━━━━━ The records
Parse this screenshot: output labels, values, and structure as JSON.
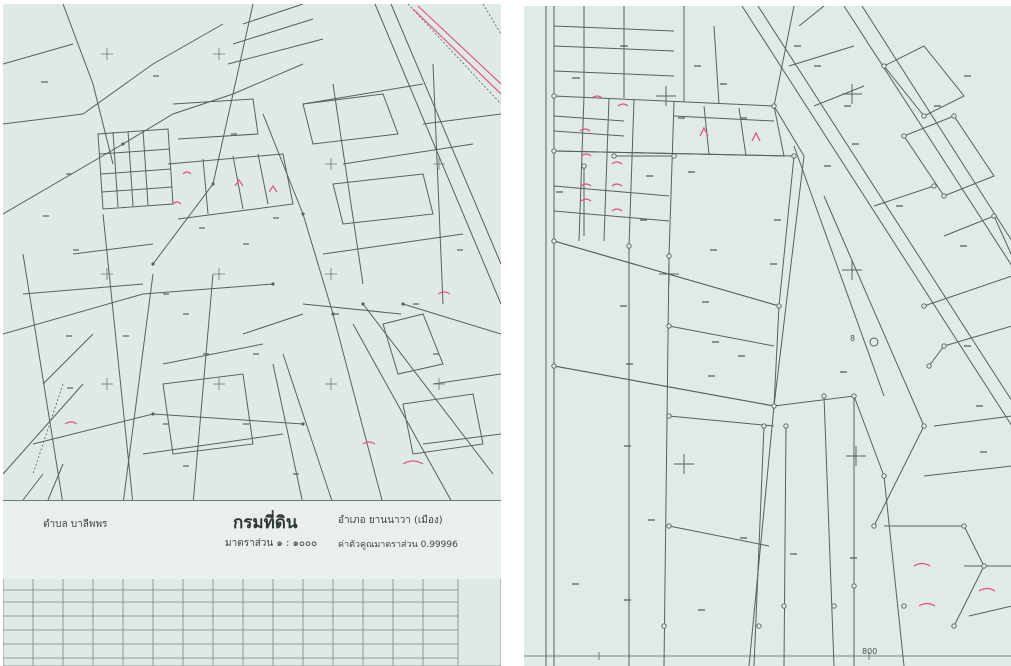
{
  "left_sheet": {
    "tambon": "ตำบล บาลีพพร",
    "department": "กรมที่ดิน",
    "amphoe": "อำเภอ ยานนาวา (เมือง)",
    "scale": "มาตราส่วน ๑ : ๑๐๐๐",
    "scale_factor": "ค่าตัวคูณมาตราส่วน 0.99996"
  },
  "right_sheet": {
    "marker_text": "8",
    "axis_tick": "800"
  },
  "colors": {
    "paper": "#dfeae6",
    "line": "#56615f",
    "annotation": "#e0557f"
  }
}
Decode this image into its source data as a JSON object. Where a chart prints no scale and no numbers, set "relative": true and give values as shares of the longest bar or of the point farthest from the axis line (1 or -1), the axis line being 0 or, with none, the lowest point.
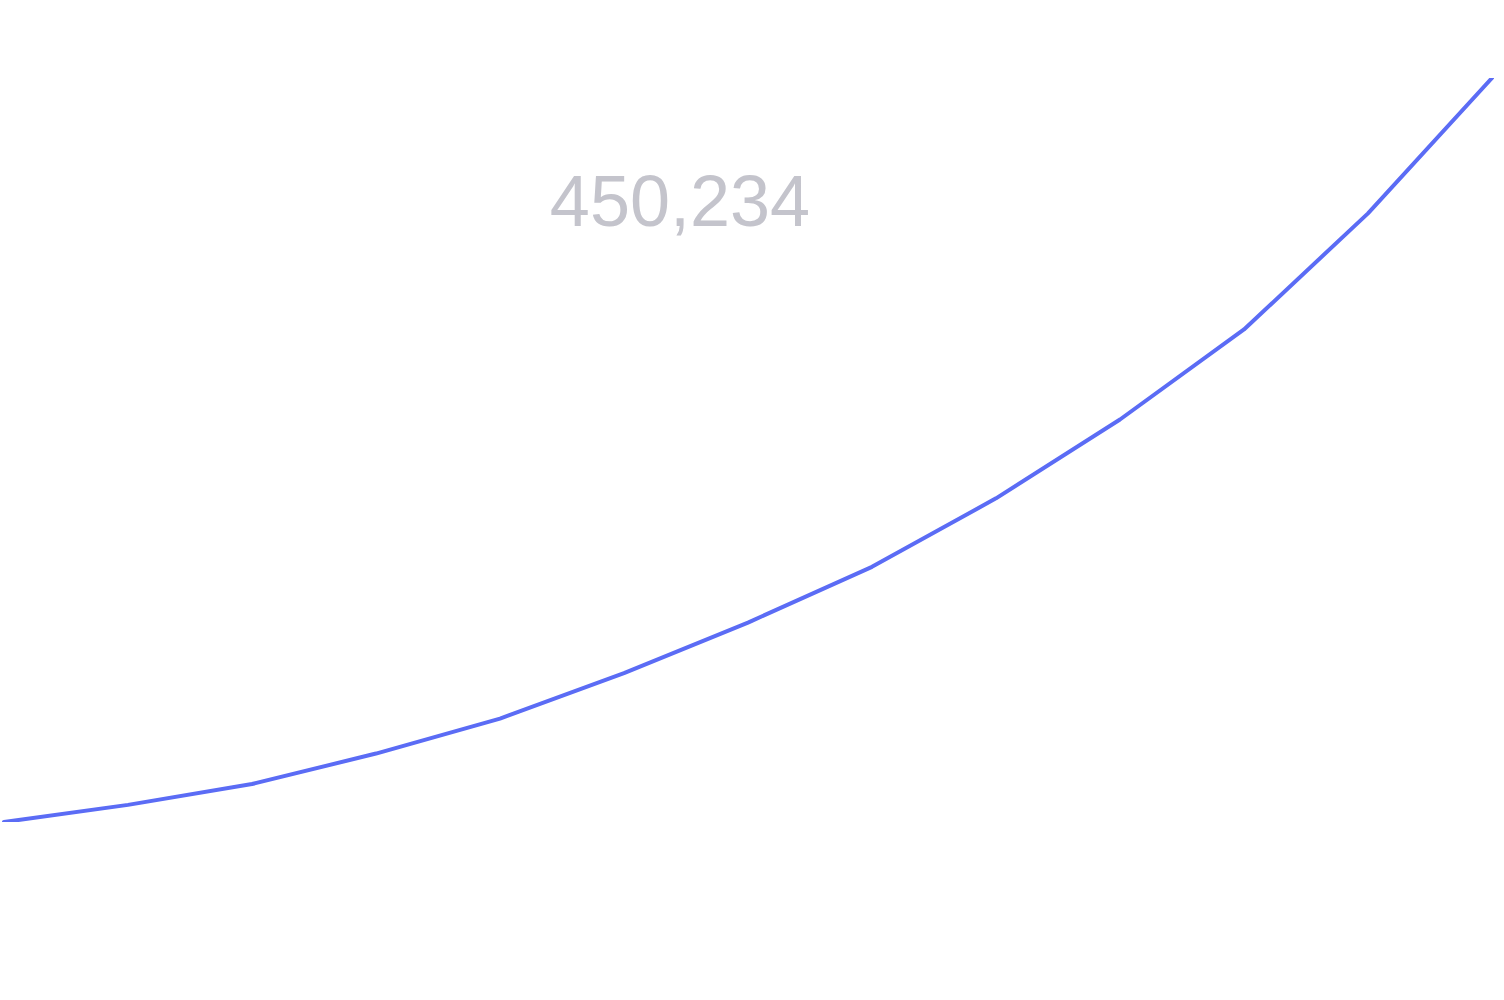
━━━━━━━━━━
Task instructions: Leave the pictures out and reproduce all of the records exactly.

Answer to this problem:
Parse this screenshot: output labels, values, and structure as JSON.
{
  "left_sheet": {
    "tambon": "ตำบล บาลีพพร",
    "department": "กรมที่ดิน",
    "amphoe": "อำเภอ ยานนาวา (เมือง)",
    "scale": "มาตราส่วน ๑ : ๑๐๐๐",
    "scale_factor": "ค่าตัวคูณมาตราส่วน 0.99996"
  },
  "right_sheet": {
    "marker_text": "8",
    "axis_tick": "800"
  },
  "colors": {
    "paper": "#dfeae6",
    "line": "#56615f",
    "annotation": "#e0557f"
  }
}
Decode this image into its source data as a JSON object. Where a chart prints no scale and no numbers, set "relative": true and give values as shares of the longest bar or of the point farthest from the axis line (1 or -1), the axis line being 0 or, with none, the lowest point.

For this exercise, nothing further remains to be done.